══ MATERIAL SUPPLIED ══

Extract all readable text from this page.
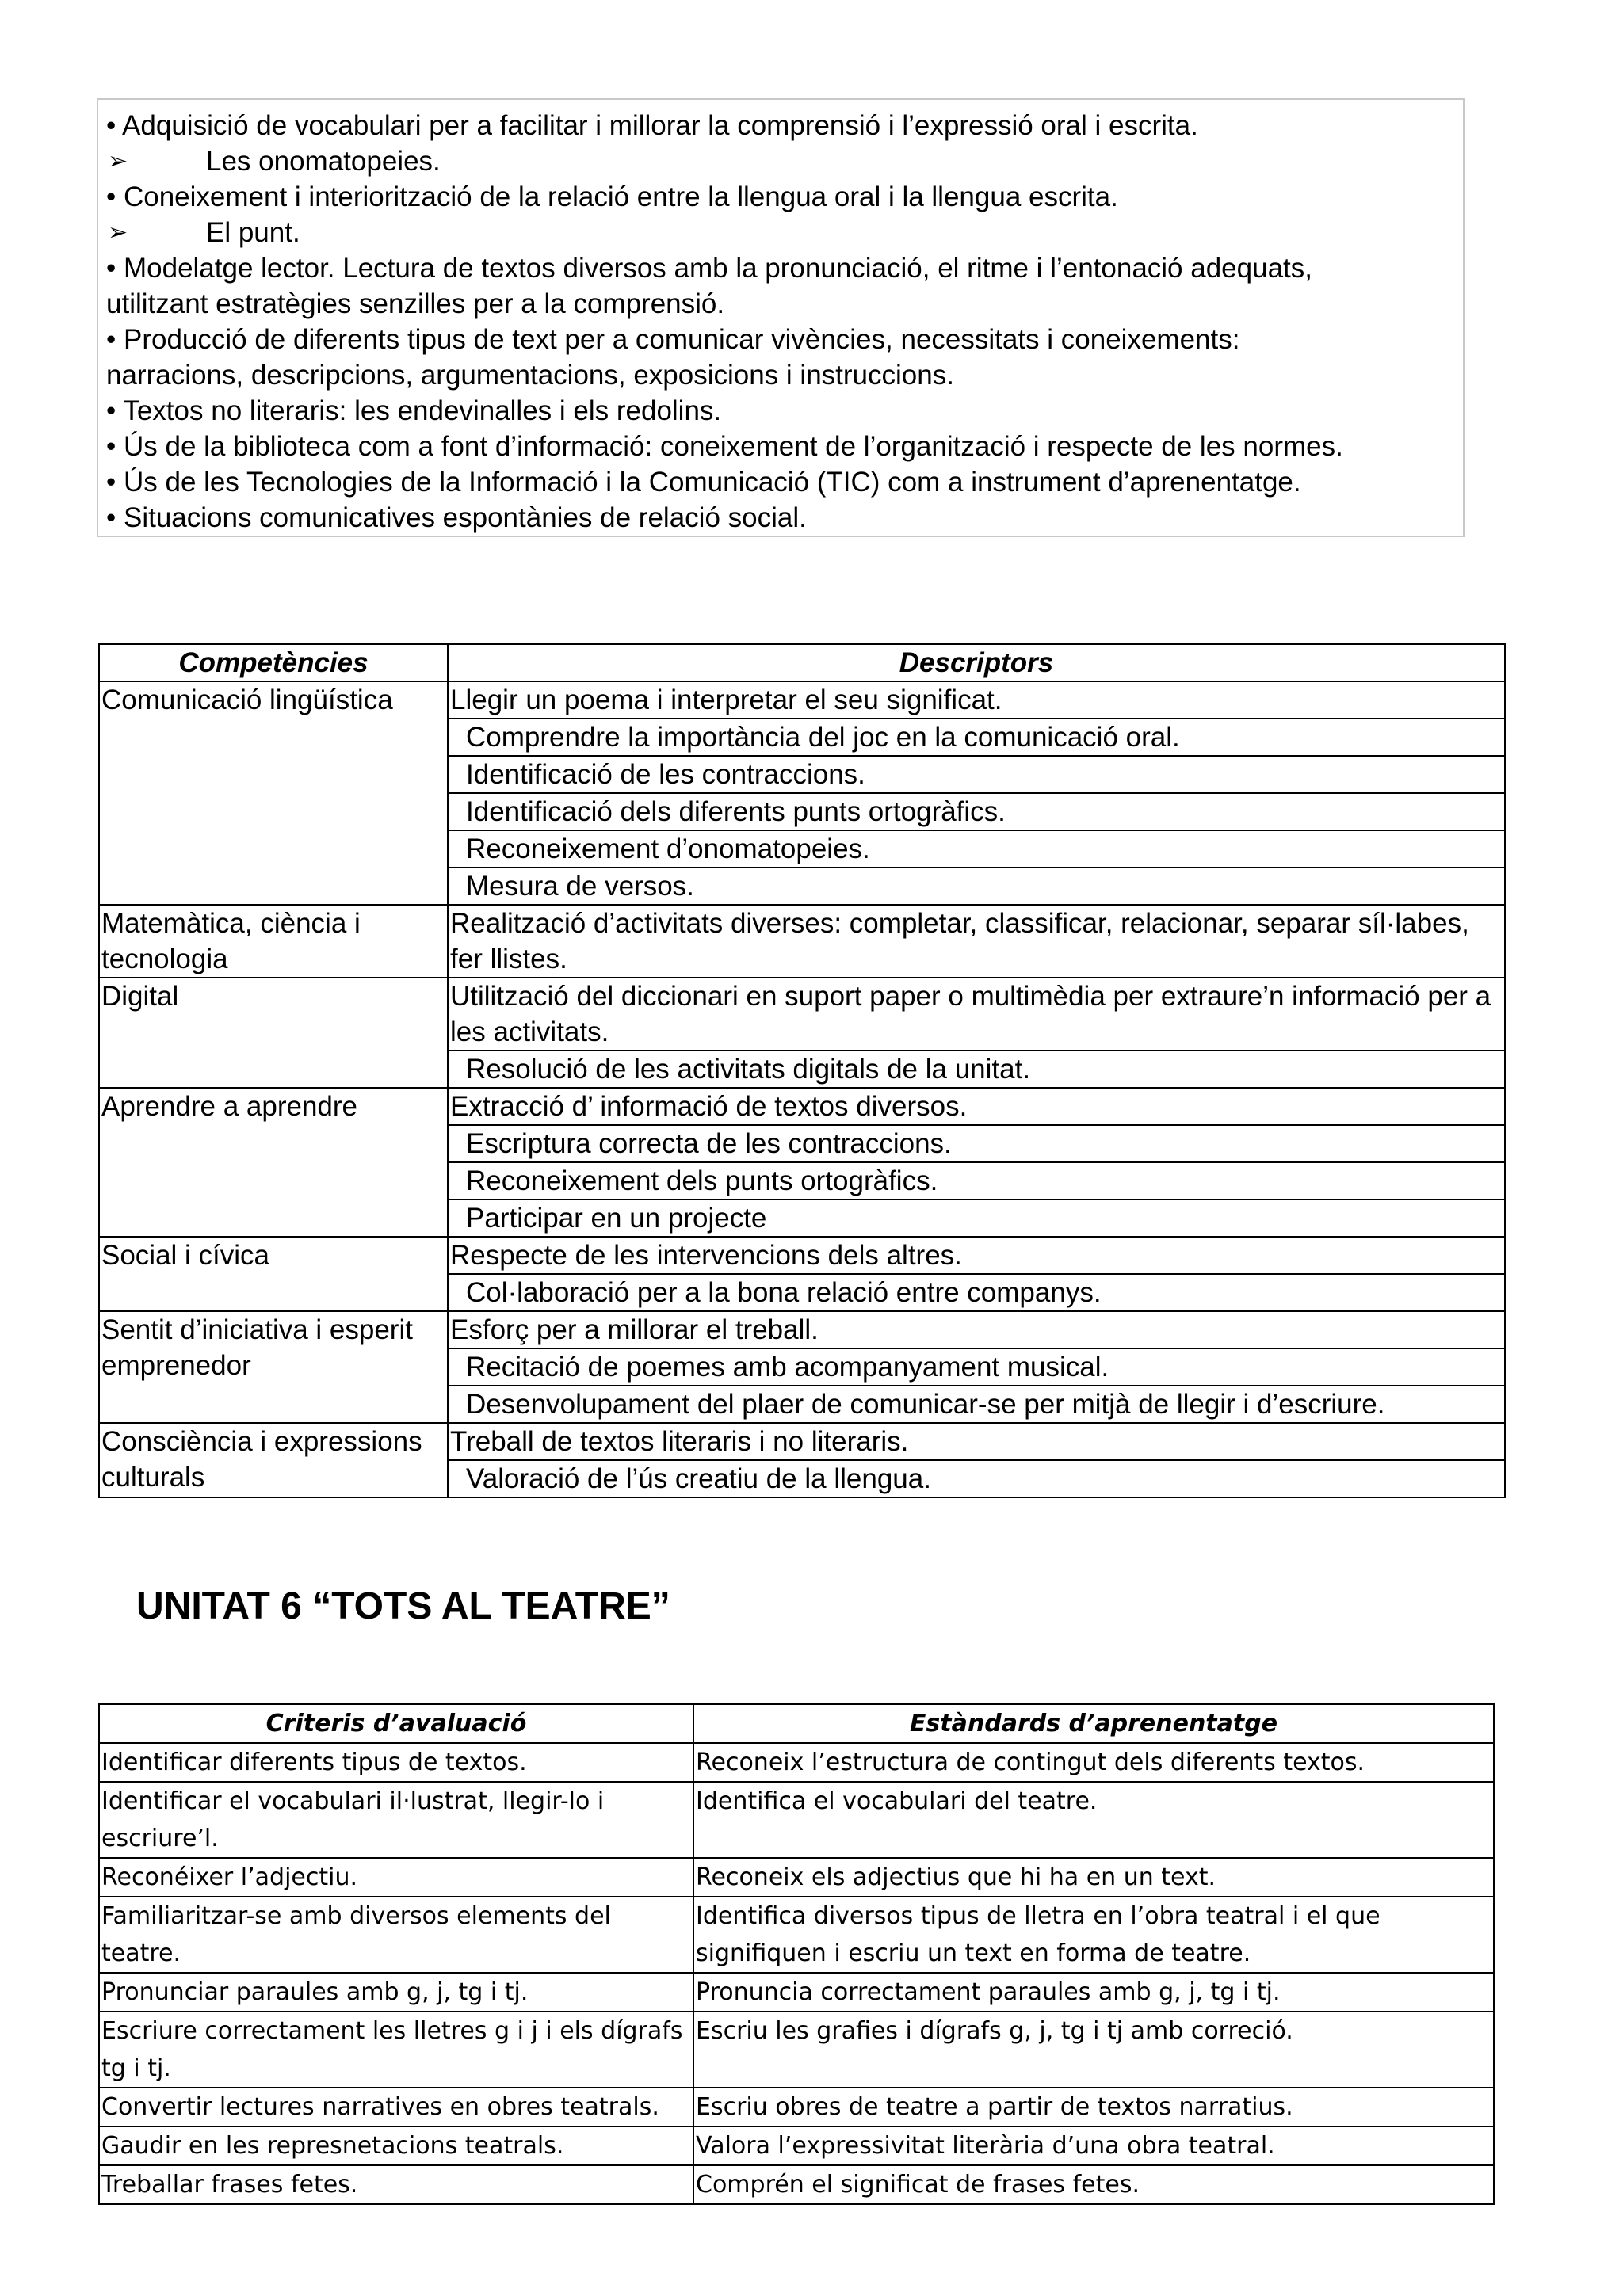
• Adquisició de vocabulari per a facilitar i millorar la comprensió i l’expressió oral i escrita.
➢	Les onomatopeies.
• Coneixement i interiorització de la relació entre la llengua oral i la llengua escrita.
➢	El punt.
• Modelatge lector. Lectura de textos diversos amb la pronunciació, el ritme i l’entonació adequats,
utilitzant estratègies senzilles per a la comprensió.
• Producció de diferents tipus de text per a comunicar vivències, necessitats i coneixements:
narracions, descripcions, argumentacions, exposicions i instruccions.
• Textos no literaris: les endevinalles i els redolins.
• Ús de la biblioteca com a font d’informació: coneixement de l’organització i respecte de les normes.
• Ús de les Tecnologies de la Informació i la Comunicació (TIC) com a instrument d’aprenentatge.
• Situacions comunicatives espontànies de relació social.
Competències	Descriptors
Comunicació lingüística	Llegir un poema i interpretar el seu significat.
	Comprendre la importància del joc en la comunicació oral.
	Identificació de les contraccions.
	Identificació dels diferents punts ortogràfics.
	Reconeixement d’onomatopeies.
	Mesura de versos.
Matemàtica, ciència i tecnologia	Realització d’activitats diverses: completar, classificar, relacionar, separar síl·labes, fer llistes.
Digital	Utilització del diccionari en suport paper o multimèdia per extraure’n informació per a les activitats.
	Resolució de les activitats digitals de la unitat.
Aprendre a aprendre	Extracció d’ informació de textos diversos.
	Escriptura correcta de les contraccions.
	Reconeixement dels punts ortogràfics.
	Participar en un projecte
Social i cívica	Respecte de les intervencions dels altres.
	Col·laboració per a la bona relació entre companys.
Sentit d’iniciativa i esperit emprenedor	Esforç per a millorar el treball.
	Recitació de poemes amb acompanyament musical.
	Desenvolupament del plaer de comunicar-se per mitjà de llegir i d’escriure.
Consciència i expressions culturals	Treball de textos literaris i no literaris.
	Valoració de l’ús creatiu de la llengua.
UNITAT 6 “TOTS AL TEATRE”
Criteris d’avaluació	Estàndards d’aprenentatge
Identificar diferents tipus de textos.	Reconeix l’estructura de contingut dels diferents textos.
Identificar el vocabulari il·lustrat, llegir-lo i escriure’l.	Identifica el vocabulari del teatre.
Reconéixer l’adjectiu.	Reconeix els adjectius que hi ha en un text.
Familiaritzar-se amb diversos elements del teatre.	Identifica diversos tipus de lletra en l’obra teatral i el que signifiquen i escriu un text en forma de teatre.
Pronunciar paraules amb g, j, tg i tj.	Pronuncia correctament paraules amb g, j, tg i tj.
Escriure correctament les lletres g i j i els dígrafs tg i tj.	Escriu les grafies i dígrafs g, j, tg i tj amb correció.
Convertir lectures narratives en obres teatrals.	Escriu obres de teatre a partir de textos narratius.
Gaudir en les represnetacions teatrals.	Valora l’expressivitat literària d’una obra teatral.
Treballar frases fetes.	Comprén el significat de frases fetes.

═══

**DIRECTIVE**
Transcribe each entry precisely as given, leaving the pictures out.

**FULL OUTPUT**
Extract all readable text from this page.
• Adquisició de vocabulari per a facilitar i millorar la comprensió i l’expressió oral i escrita.
➢	Les onomatopeies.
• Coneixement i interiorització de la relació entre la llengua oral i la llengua escrita.
➢	El punt.
• Modelatge lector. Lectura de textos diversos amb la pronunciació, el ritme i l’entonació adequats,
utilitzant estratègies senzilles per a la comprensió.
• Producció de diferents tipus de text per a comunicar vivències, necessitats i coneixements:
narracions, descripcions, argumentacions, exposicions i instruccions.
• Textos no literaris: les endevinalles i els redolins.
• Ús de la biblioteca com a font d’informació: coneixement de l’organització i respecte de les normes.
• Ús de les Tecnologies de la Informació i la Comunicació (TIC) com a instrument d’aprenentatge.
• Situacions comunicatives espontànies de relació social.
Competències	Descriptors
Comunicació lingüística	Llegir un poema i interpretar el seu significat.
	Comprendre la importància del joc en la comunicació oral.
	Identificació de les contraccions.
	Identificació dels diferents punts ortogràfics.
	Reconeixement d’onomatopeies.
	Mesura de versos.
Matemàtica, ciència i tecnologia	Realització d’activitats diverses: completar, classificar, relacionar, separar síl·labes, fer llistes.
Digital	Utilització del diccionari en suport paper o multimèdia per extraure’n informació per a les activitats.
	Resolució de les activitats digitals de la unitat.
Aprendre a aprendre	Extracció d’ informació de textos diversos.
	Escriptura correcta de les contraccions.
	Reconeixement dels punts ortogràfics.
	Participar en un projecte
Social i cívica	Respecte de les intervencions dels altres.
	Col·laboració per a la bona relació entre companys.
Sentit d’iniciativa i esperit emprenedor	Esforç per a millorar el treball.
	Recitació de poemes amb acompanyament musical.
	Desenvolupament del plaer de comunicar-se per mitjà de llegir i d’escriure.
Consciència i expressions culturals	Treball de textos literaris i no literaris.
	Valoració de l’ús creatiu de la llengua.
UNITAT 6 “TOTS AL TEATRE”
Criteris d’avaluació	Estàndards d’aprenentatge
Identificar diferents tipus de textos.	Reconeix l’estructura de contingut dels diferents textos.
Identificar el vocabulari il·lustrat, llegir-lo i escriure’l.	Identifica el vocabulari del teatre.
Reconéixer l’adjectiu.	Reconeix els adjectius que hi ha en un text.
Familiaritzar-se amb diversos elements del teatre.	Identifica diversos tipus de lletra en l’obra teatral i el que signifiquen i escriu un text en forma de teatre.
Pronunciar paraules amb g, j, tg i tj.	Pronuncia correctament paraules amb g, j, tg i tj.
Escriure correctament les lletres g i j i els dígrafs tg i tj.	Escriu les grafies i dígrafs g, j, tg i tj amb correció.
Convertir lectures narratives en obres teatrals.	Escriu obres de teatre a partir de textos narratius.
Gaudir en les represnetacions teatrals.	Valora l’expressivitat literària d’una obra teatral.
Treballar frases fetes.	Comprén el significat de frases fetes.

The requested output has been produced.